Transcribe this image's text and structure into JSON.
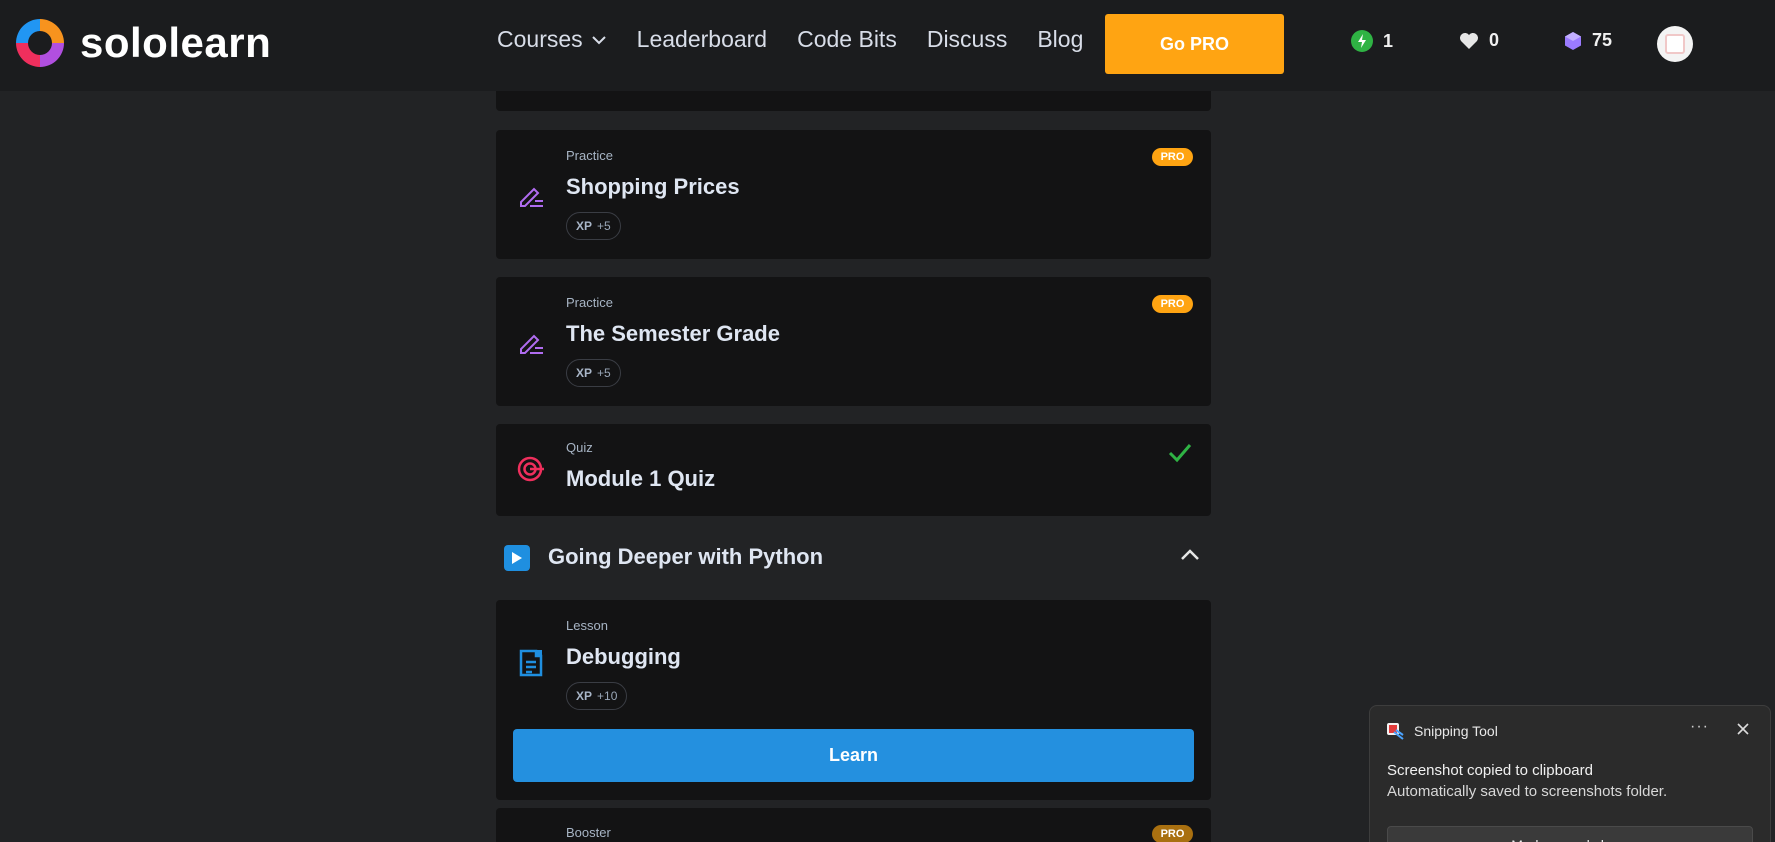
{
  "header": {
    "brand": "sololearn",
    "nav": [
      {
        "label": "Courses"
      },
      {
        "label": "Leaderboard"
      },
      {
        "label": "Code Bits"
      },
      {
        "label": "Discuss"
      },
      {
        "label": "Blog"
      }
    ],
    "go_pro_label": "Go PRO",
    "stats": {
      "streak": "1",
      "hearts": "0",
      "gems": "75"
    },
    "colors": {
      "accent": "#ffa412",
      "background": "#1b1c1e"
    }
  },
  "cards": [
    {
      "type": "Practice",
      "title": "Shopping Prices",
      "xp_label": "XP",
      "xp_value": "+5",
      "badge": "PRO",
      "icon": "pencil-lines-icon"
    },
    {
      "type": "Practice",
      "title": "The Semester Grade",
      "xp_label": "XP",
      "xp_value": "+5",
      "badge": "PRO",
      "icon": "pencil-lines-icon"
    },
    {
      "type": "Quiz",
      "title": "Module 1 Quiz",
      "status": "completed",
      "icon": "target-icon"
    }
  ],
  "section": {
    "title": "Going Deeper with Python",
    "expanded": true
  },
  "lesson": {
    "type": "Lesson",
    "title": "Debugging",
    "xp_label": "XP",
    "xp_value": "+10",
    "action_label": "Learn",
    "icon": "document-icon"
  },
  "next_card": {
    "type": "Booster",
    "badge": "PRO"
  },
  "toast": {
    "app_name": "Snipping Tool",
    "more": "···",
    "heading": "Screenshot copied to clipboard",
    "subtext": "Automatically saved to screenshots folder.",
    "button_label": "Mark-up and share"
  }
}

◆ INSTRUCTIONS TO FOLLOW ◆
Omit any images, then output the listing exactly.

◆ FINAL ANSWER ◆
Transcribe this image's text and structure into JSON.
{
  "header": {
    "brand": "sololearn",
    "nav": [
      {
        "label": "Courses"
      },
      {
        "label": "Leaderboard"
      },
      {
        "label": "Code Bits"
      },
      {
        "label": "Discuss"
      },
      {
        "label": "Blog"
      }
    ],
    "go_pro_label": "Go PRO",
    "stats": {
      "streak": "1",
      "hearts": "0",
      "gems": "75"
    },
    "colors": {
      "accent": "#ffa412",
      "background": "#1b1c1e"
    }
  },
  "cards": [
    {
      "type": "Practice",
      "title": "Shopping Prices",
      "xp_label": "XP",
      "xp_value": "+5",
      "badge": "PRO",
      "icon": "pencil-lines-icon"
    },
    {
      "type": "Practice",
      "title": "The Semester Grade",
      "xp_label": "XP",
      "xp_value": "+5",
      "badge": "PRO",
      "icon": "pencil-lines-icon"
    },
    {
      "type": "Quiz",
      "title": "Module 1 Quiz",
      "status": "completed",
      "icon": "target-icon"
    }
  ],
  "section": {
    "title": "Going Deeper with Python",
    "expanded": true
  },
  "lesson": {
    "type": "Lesson",
    "title": "Debugging",
    "xp_label": "XP",
    "xp_value": "+10",
    "action_label": "Learn",
    "icon": "document-icon"
  },
  "next_card": {
    "type": "Booster",
    "badge": "PRO"
  },
  "toast": {
    "app_name": "Snipping Tool",
    "more": "···",
    "heading": "Screenshot copied to clipboard",
    "subtext": "Automatically saved to screenshots folder.",
    "button_label": "Mark-up and share"
  }
}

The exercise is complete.